Exercise directions —
Can you rewrite the data from its first line through the line containing "text block: upper right: 内容，您需制作服务的最初概想编号按照文: [190, 64, 272, 70]", swapping "interior room" for "living room" and keeping everything else the same?

** Start of Source material **

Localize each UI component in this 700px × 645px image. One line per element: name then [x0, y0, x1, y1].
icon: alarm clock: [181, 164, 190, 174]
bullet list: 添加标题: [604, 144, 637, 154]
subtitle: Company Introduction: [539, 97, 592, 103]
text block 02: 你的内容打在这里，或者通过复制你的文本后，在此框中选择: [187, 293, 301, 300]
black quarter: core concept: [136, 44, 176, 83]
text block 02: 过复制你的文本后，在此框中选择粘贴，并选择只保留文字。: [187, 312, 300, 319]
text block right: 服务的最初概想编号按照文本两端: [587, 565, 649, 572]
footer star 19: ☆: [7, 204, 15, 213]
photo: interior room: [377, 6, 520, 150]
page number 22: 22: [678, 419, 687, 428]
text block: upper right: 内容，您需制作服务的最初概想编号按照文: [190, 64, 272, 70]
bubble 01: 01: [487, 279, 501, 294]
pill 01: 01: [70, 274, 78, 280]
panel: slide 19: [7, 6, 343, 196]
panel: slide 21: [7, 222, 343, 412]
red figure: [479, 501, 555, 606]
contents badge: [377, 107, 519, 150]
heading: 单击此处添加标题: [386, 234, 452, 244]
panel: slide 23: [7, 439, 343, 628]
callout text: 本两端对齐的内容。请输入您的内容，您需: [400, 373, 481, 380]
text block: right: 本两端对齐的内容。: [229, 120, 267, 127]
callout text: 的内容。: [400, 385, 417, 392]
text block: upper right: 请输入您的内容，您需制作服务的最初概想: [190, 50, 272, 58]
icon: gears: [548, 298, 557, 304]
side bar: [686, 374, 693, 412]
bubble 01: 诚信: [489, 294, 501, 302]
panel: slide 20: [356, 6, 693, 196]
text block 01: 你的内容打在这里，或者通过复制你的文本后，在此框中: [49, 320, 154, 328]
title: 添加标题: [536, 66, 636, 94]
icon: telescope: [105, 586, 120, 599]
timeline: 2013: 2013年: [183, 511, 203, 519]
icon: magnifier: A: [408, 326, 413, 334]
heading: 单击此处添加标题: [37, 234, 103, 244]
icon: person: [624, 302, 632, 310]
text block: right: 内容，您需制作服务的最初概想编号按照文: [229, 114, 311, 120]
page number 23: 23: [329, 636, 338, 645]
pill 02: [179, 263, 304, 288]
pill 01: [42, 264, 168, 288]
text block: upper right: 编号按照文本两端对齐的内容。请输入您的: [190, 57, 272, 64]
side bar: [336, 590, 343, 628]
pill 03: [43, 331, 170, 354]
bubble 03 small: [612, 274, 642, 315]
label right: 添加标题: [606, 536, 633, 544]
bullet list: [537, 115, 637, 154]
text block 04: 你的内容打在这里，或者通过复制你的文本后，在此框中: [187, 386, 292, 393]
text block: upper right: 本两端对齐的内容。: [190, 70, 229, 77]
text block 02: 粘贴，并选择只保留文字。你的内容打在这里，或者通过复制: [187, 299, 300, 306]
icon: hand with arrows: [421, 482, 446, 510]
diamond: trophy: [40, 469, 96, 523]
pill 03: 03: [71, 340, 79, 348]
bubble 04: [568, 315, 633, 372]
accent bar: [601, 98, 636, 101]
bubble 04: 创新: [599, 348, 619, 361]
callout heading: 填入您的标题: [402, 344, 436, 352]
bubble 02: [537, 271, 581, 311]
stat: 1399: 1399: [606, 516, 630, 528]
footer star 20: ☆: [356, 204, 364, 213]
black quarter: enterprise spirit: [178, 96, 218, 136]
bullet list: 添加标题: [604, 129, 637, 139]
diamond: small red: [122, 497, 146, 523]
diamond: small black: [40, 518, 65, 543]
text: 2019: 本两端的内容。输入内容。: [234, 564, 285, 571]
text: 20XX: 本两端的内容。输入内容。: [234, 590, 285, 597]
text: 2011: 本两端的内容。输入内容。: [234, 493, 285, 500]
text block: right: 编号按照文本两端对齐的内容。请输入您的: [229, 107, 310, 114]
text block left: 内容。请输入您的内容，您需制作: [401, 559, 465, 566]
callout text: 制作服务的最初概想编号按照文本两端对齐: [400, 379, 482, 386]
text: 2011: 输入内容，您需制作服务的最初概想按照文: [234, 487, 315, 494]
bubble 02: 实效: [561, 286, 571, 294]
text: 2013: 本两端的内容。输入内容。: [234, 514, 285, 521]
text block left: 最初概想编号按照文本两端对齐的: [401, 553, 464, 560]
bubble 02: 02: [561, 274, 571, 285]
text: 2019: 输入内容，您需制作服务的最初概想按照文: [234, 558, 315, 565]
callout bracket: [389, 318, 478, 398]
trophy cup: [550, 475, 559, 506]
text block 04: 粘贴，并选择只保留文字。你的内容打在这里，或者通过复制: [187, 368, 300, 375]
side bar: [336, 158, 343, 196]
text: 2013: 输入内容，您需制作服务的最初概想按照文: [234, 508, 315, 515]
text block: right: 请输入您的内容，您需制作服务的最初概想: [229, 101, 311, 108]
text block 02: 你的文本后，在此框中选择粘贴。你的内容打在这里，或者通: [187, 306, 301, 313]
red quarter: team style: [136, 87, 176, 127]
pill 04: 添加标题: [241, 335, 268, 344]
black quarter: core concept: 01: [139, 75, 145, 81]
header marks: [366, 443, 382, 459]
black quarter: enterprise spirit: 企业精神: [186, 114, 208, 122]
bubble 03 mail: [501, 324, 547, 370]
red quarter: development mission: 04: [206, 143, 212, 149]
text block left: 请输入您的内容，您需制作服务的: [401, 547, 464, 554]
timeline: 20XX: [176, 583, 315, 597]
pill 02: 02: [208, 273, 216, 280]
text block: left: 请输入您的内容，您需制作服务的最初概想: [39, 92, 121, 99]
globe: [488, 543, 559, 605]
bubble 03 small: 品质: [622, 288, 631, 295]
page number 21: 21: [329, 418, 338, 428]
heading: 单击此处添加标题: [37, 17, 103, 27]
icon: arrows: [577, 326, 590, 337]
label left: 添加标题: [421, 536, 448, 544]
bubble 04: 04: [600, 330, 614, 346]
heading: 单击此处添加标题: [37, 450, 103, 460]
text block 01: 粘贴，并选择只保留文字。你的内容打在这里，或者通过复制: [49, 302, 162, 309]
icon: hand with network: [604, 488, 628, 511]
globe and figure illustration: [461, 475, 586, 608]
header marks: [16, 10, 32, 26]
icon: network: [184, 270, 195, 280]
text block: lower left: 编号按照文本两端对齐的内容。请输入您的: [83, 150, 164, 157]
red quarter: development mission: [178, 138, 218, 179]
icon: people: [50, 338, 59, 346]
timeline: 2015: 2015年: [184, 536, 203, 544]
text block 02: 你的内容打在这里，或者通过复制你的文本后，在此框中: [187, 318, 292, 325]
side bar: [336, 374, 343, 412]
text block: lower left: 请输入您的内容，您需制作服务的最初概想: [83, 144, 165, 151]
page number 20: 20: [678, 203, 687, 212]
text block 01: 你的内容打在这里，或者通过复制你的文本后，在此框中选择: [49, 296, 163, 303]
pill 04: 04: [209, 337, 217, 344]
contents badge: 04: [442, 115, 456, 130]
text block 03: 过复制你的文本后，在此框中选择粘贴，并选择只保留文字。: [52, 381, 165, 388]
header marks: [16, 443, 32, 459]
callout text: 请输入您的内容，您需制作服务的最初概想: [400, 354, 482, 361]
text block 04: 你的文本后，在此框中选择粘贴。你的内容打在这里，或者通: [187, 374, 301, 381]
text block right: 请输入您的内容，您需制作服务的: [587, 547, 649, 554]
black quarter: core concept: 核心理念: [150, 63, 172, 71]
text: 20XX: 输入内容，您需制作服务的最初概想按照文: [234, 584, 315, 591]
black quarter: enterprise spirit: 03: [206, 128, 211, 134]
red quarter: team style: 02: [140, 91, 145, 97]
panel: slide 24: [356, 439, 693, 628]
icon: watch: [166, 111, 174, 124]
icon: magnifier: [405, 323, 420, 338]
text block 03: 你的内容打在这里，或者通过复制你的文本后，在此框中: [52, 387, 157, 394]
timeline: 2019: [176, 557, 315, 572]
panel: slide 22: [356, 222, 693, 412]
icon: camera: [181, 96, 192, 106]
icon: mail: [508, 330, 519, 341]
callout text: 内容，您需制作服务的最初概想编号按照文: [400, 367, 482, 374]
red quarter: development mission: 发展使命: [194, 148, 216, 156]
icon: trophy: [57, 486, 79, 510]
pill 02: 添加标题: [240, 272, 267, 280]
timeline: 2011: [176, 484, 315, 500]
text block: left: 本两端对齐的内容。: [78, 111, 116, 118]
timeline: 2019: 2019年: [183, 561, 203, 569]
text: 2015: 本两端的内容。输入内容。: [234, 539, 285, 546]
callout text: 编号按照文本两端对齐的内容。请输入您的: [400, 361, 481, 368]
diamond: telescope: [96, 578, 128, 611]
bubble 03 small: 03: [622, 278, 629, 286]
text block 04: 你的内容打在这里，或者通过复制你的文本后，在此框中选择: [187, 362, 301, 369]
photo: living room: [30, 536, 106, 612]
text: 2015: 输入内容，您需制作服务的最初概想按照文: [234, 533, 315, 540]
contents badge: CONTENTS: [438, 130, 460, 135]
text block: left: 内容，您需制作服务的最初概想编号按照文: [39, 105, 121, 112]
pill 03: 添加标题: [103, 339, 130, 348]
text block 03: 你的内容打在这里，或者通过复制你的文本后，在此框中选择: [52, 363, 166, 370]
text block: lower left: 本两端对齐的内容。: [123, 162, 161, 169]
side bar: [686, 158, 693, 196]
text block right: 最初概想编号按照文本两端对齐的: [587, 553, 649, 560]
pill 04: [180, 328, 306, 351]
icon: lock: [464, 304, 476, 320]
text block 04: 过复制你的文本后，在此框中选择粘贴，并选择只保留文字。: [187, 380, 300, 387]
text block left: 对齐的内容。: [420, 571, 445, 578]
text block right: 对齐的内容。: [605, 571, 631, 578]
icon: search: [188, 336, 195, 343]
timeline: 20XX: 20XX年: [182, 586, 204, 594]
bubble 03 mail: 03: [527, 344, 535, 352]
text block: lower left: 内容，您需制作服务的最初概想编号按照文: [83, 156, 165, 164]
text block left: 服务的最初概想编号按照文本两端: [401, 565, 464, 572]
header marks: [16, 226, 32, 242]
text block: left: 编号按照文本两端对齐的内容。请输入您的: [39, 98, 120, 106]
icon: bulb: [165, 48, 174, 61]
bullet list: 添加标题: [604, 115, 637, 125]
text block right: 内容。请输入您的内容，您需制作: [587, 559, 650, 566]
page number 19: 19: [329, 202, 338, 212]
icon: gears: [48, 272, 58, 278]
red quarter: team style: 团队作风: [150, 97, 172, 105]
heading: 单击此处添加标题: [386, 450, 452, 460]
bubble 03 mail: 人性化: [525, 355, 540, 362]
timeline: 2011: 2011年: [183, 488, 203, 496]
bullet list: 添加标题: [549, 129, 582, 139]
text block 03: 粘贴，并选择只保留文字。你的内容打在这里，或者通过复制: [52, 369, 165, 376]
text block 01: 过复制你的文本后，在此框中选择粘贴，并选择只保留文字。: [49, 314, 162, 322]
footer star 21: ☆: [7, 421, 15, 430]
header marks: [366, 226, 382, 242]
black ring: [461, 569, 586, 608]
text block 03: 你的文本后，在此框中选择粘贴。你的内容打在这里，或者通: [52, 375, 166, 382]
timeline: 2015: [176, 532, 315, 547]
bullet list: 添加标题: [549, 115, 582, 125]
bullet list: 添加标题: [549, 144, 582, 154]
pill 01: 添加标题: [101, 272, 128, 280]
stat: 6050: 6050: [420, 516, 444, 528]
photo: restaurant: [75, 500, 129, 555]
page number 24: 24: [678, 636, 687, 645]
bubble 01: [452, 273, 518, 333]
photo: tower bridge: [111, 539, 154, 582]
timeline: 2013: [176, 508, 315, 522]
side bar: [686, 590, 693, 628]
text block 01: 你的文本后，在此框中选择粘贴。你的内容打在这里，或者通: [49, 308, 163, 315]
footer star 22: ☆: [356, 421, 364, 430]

** End of Source material **

The answer —
Localize each UI component in this 700px × 645px image. One line per element: name then [x0, y0, x1, y1].
icon: alarm clock: [181, 164, 190, 174]
bullet list: 添加标题: [604, 144, 637, 154]
subtitle: Company Introduction: [539, 97, 592, 103]
text block 02: 你的内容打在这里，或者通过复制你的文本后，在此框中选择: [187, 293, 301, 300]
black quarter: core concept: [136, 44, 176, 83]
text block 02: 过复制你的文本后，在此框中选择粘贴，并选择只保留文字。: [187, 312, 300, 319]
text block right: 服务的最初概想编号按照文本两端: [587, 565, 649, 572]
footer star 19: ☆: [7, 204, 15, 213]
photo: living room: [377, 6, 520, 150]
page number 22: 22: [678, 419, 687, 428]
text block: upper right: 内容，您需制作服务的最初概想编号按照文: [190, 64, 272, 70]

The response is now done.